• **ITEMS**
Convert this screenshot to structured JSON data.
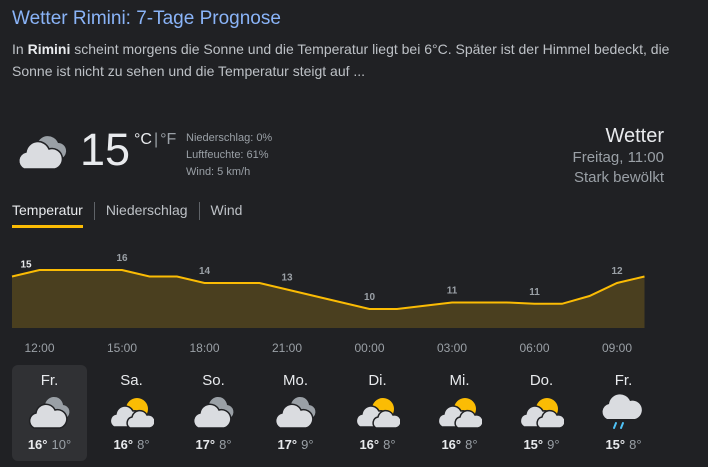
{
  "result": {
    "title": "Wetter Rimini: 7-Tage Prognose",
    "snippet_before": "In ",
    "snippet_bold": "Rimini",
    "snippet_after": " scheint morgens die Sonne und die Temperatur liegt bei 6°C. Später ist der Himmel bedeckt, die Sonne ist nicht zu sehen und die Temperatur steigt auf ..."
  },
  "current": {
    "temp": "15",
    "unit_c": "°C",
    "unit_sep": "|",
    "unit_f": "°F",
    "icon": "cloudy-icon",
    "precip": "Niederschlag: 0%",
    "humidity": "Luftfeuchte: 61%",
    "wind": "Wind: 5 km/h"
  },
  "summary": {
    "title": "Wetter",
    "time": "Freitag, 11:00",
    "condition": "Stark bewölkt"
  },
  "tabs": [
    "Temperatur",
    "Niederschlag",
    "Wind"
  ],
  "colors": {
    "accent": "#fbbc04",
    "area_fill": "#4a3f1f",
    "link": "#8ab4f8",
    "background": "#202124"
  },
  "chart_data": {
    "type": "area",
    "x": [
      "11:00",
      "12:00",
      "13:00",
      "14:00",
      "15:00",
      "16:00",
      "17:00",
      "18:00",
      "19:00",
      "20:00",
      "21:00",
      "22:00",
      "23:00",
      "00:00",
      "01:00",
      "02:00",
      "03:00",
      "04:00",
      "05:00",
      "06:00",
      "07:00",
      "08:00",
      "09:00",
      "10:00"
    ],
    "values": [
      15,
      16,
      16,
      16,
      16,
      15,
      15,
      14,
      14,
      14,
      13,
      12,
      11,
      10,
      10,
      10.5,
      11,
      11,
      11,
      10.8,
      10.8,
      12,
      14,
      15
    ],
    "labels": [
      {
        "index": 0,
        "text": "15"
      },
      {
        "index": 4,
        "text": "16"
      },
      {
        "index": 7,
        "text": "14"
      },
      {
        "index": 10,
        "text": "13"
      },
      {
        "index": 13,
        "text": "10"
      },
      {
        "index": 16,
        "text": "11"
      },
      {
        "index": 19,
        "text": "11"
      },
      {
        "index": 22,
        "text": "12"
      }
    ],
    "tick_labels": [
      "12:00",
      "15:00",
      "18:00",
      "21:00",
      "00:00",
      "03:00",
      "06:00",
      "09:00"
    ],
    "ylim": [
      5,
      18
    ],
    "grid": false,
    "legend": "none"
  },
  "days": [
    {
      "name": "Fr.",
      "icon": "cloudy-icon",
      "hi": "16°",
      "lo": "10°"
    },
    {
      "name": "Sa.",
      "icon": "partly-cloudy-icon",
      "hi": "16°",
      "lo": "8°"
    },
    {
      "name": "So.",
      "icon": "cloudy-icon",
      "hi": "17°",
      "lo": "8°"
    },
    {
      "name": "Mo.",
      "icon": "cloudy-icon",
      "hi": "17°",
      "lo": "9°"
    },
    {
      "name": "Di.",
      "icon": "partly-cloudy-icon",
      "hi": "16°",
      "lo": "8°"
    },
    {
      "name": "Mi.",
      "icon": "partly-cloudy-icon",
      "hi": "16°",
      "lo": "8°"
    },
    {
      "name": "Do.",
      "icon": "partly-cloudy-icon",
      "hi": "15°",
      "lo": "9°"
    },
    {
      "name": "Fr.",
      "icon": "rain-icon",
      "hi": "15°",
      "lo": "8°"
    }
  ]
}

• **WHAT YOU WILL DO**
Write out the records above exactly as they stand, leaving out every picture.

• **PROBLEM SOLUTION**
Convert this screenshot to structured JSON data.
{
  "result": {
    "title": "Wetter Rimini: 7-Tage Prognose",
    "snippet_before": "In ",
    "snippet_bold": "Rimini",
    "snippet_after": " scheint morgens die Sonne und die Temperatur liegt bei 6°C. Später ist der Himmel bedeckt, die Sonne ist nicht zu sehen und die Temperatur steigt auf ..."
  },
  "current": {
    "temp": "15",
    "unit_c": "°C",
    "unit_sep": "|",
    "unit_f": "°F",
    "icon": "cloudy-icon",
    "precip": "Niederschlag: 0%",
    "humidity": "Luftfeuchte: 61%",
    "wind": "Wind: 5 km/h"
  },
  "summary": {
    "title": "Wetter",
    "time": "Freitag, 11:00",
    "condition": "Stark bewölkt"
  },
  "tabs": [
    "Temperatur",
    "Niederschlag",
    "Wind"
  ],
  "colors": {
    "accent": "#fbbc04",
    "area_fill": "#4a3f1f",
    "link": "#8ab4f8",
    "background": "#202124"
  },
  "chart_data": {
    "type": "area",
    "x": [
      "11:00",
      "12:00",
      "13:00",
      "14:00",
      "15:00",
      "16:00",
      "17:00",
      "18:00",
      "19:00",
      "20:00",
      "21:00",
      "22:00",
      "23:00",
      "00:00",
      "01:00",
      "02:00",
      "03:00",
      "04:00",
      "05:00",
      "06:00",
      "07:00",
      "08:00",
      "09:00",
      "10:00"
    ],
    "values": [
      15,
      16,
      16,
      16,
      16,
      15,
      15,
      14,
      14,
      14,
      13,
      12,
      11,
      10,
      10,
      10.5,
      11,
      11,
      11,
      10.8,
      10.8,
      12,
      14,
      15
    ],
    "labels": [
      {
        "index": 0,
        "text": "15"
      },
      {
        "index": 4,
        "text": "16"
      },
      {
        "index": 7,
        "text": "14"
      },
      {
        "index": 10,
        "text": "13"
      },
      {
        "index": 13,
        "text": "10"
      },
      {
        "index": 16,
        "text": "11"
      },
      {
        "index": 19,
        "text": "11"
      },
      {
        "index": 22,
        "text": "12"
      }
    ],
    "tick_labels": [
      "12:00",
      "15:00",
      "18:00",
      "21:00",
      "00:00",
      "03:00",
      "06:00",
      "09:00"
    ],
    "ylim": [
      5,
      18
    ],
    "grid": false,
    "legend": "none"
  },
  "days": [
    {
      "name": "Fr.",
      "icon": "cloudy-icon",
      "hi": "16°",
      "lo": "10°"
    },
    {
      "name": "Sa.",
      "icon": "partly-cloudy-icon",
      "hi": "16°",
      "lo": "8°"
    },
    {
      "name": "So.",
      "icon": "cloudy-icon",
      "hi": "17°",
      "lo": "8°"
    },
    {
      "name": "Mo.",
      "icon": "cloudy-icon",
      "hi": "17°",
      "lo": "9°"
    },
    {
      "name": "Di.",
      "icon": "partly-cloudy-icon",
      "hi": "16°",
      "lo": "8°"
    },
    {
      "name": "Mi.",
      "icon": "partly-cloudy-icon",
      "hi": "16°",
      "lo": "8°"
    },
    {
      "name": "Do.",
      "icon": "partly-cloudy-icon",
      "hi": "15°",
      "lo": "9°"
    },
    {
      "name": "Fr.",
      "icon": "rain-icon",
      "hi": "15°",
      "lo": "8°"
    }
  ]
}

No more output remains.